(Listings of boxed layout items)

::::::

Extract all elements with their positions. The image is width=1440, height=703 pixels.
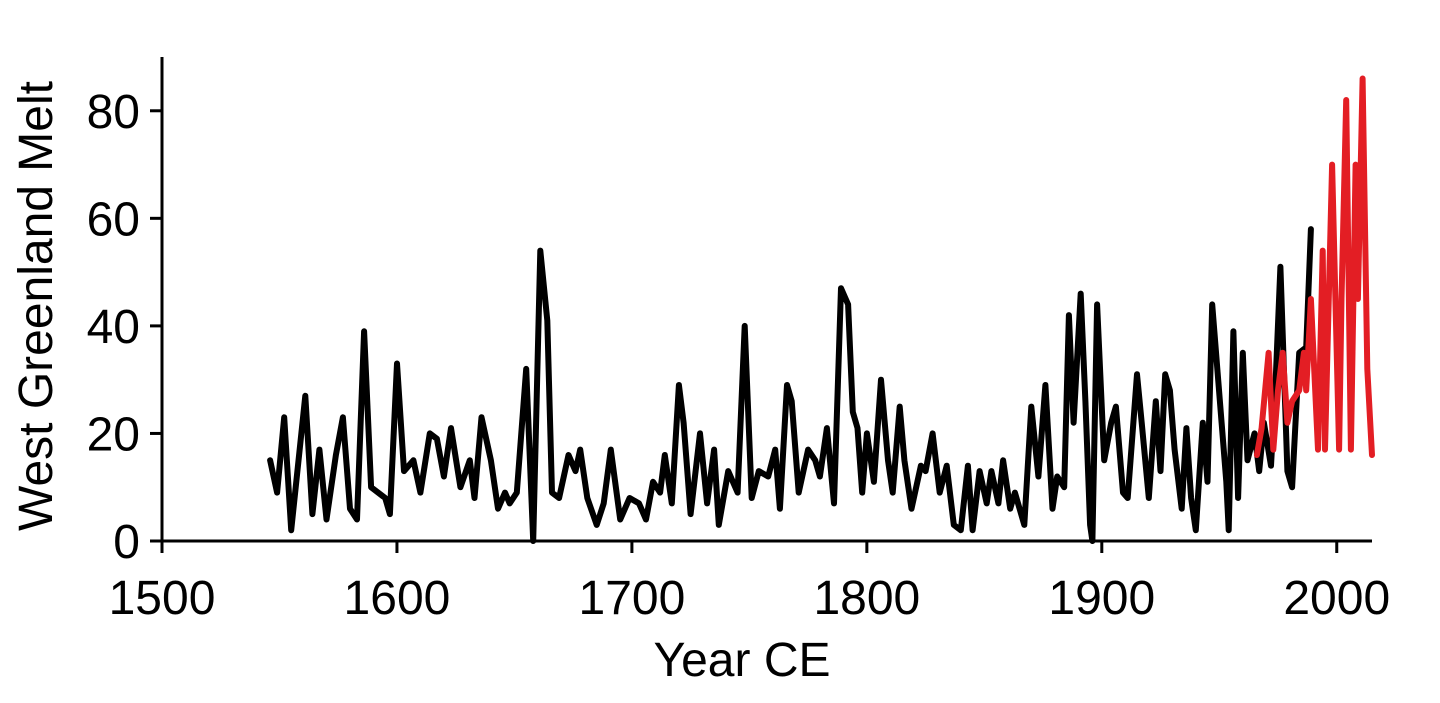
x-tick-label: 1800 <box>813 572 920 625</box>
x-tick-label: 1700 <box>579 572 686 625</box>
y-axis-title: West Greenland Melt <box>10 81 63 531</box>
x-tick-label: 1900 <box>1048 572 1155 625</box>
y-tick-label: 20 <box>87 408 140 461</box>
y-tick-label: 40 <box>87 301 140 354</box>
data-line <box>1253 75 1375 458</box>
y-tick-label: 80 <box>87 86 140 139</box>
y-tick-label: 0 <box>113 516 140 569</box>
x-tick-label: 2000 <box>1283 572 1390 625</box>
y-tick-label: 60 <box>87 193 140 246</box>
x-tick-label: 1500 <box>109 572 216 625</box>
x-tick-label: 1600 <box>344 572 451 625</box>
x-axis-title: Year CE <box>654 634 831 687</box>
data-line <box>267 226 1314 544</box>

::::::

■ INSTRUCTION ■
Write out every line of the records above verbatim, leaving out the pictures.

■ WRITTEN RESPONSE ■
Extract all elements with their positions. The image is width=1440, height=703 pixels.
x-tick-label: 1800 <box>813 572 920 625</box>
x-tick-label: 1700 <box>579 572 686 625</box>
y-axis-title: West Greenland Melt <box>10 81 63 531</box>
x-tick-label: 1900 <box>1048 572 1155 625</box>
y-tick-label: 20 <box>87 408 140 461</box>
y-tick-label: 40 <box>87 301 140 354</box>
data-line <box>1253 75 1375 458</box>
y-tick-label: 80 <box>87 86 140 139</box>
y-tick-label: 0 <box>113 516 140 569</box>
x-tick-label: 2000 <box>1283 572 1390 625</box>
y-tick-label: 60 <box>87 193 140 246</box>
x-tick-label: 1500 <box>109 572 216 625</box>
x-tick-label: 1600 <box>344 572 451 625</box>
x-axis-title: Year CE <box>654 634 831 687</box>
data-line <box>267 226 1314 544</box>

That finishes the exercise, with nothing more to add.